- _INPUT ROWS_

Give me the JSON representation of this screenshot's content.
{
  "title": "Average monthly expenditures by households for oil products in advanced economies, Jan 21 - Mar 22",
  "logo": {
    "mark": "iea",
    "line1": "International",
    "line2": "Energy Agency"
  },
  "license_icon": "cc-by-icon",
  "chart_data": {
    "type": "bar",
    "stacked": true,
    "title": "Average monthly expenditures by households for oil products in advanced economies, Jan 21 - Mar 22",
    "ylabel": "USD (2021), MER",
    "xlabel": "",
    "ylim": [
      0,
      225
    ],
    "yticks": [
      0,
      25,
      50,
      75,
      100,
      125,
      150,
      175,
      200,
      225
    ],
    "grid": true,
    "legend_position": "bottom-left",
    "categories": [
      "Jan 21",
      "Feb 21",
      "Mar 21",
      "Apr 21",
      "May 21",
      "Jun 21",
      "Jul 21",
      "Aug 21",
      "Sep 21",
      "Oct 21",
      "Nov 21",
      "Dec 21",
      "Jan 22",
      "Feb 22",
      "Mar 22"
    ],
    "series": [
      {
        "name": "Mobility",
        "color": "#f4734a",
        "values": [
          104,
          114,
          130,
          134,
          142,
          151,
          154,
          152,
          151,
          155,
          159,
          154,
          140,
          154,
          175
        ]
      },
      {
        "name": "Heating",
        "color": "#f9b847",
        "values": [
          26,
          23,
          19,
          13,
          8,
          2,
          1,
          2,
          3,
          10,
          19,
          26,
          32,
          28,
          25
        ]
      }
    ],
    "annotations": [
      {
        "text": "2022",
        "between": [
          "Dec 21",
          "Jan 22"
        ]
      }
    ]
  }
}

- _PROBLEM TO WORK ON_
Return the entries in full, keeping every line exactly as it is.

- _FINISHED EXERCISE_
Give me the JSON representation of this screenshot's content.
{
  "title": "Average monthly expenditures by households for oil products in advanced economies, Jan 21 - Mar 22",
  "logo": {
    "mark": "iea",
    "line1": "International",
    "line2": "Energy Agency"
  },
  "license_icon": "cc-by-icon",
  "chart_data": {
    "type": "bar",
    "stacked": true,
    "title": "Average monthly expenditures by households for oil products in advanced economies, Jan 21 - Mar 22",
    "ylabel": "USD (2021), MER",
    "xlabel": "",
    "ylim": [
      0,
      225
    ],
    "yticks": [
      0,
      25,
      50,
      75,
      100,
      125,
      150,
      175,
      200,
      225
    ],
    "grid": true,
    "legend_position": "bottom-left",
    "categories": [
      "Jan 21",
      "Feb 21",
      "Mar 21",
      "Apr 21",
      "May 21",
      "Jun 21",
      "Jul 21",
      "Aug 21",
      "Sep 21",
      "Oct 21",
      "Nov 21",
      "Dec 21",
      "Jan 22",
      "Feb 22",
      "Mar 22"
    ],
    "series": [
      {
        "name": "Mobility",
        "color": "#f4734a",
        "values": [
          104,
          114,
          130,
          134,
          142,
          151,
          154,
          152,
          151,
          155,
          159,
          154,
          140,
          154,
          175
        ]
      },
      {
        "name": "Heating",
        "color": "#f9b847",
        "values": [
          26,
          23,
          19,
          13,
          8,
          2,
          1,
          2,
          3,
          10,
          19,
          26,
          32,
          28,
          25
        ]
      }
    ],
    "annotations": [
      {
        "text": "2022",
        "between": [
          "Dec 21",
          "Jan 22"
        ]
      }
    ]
  }
}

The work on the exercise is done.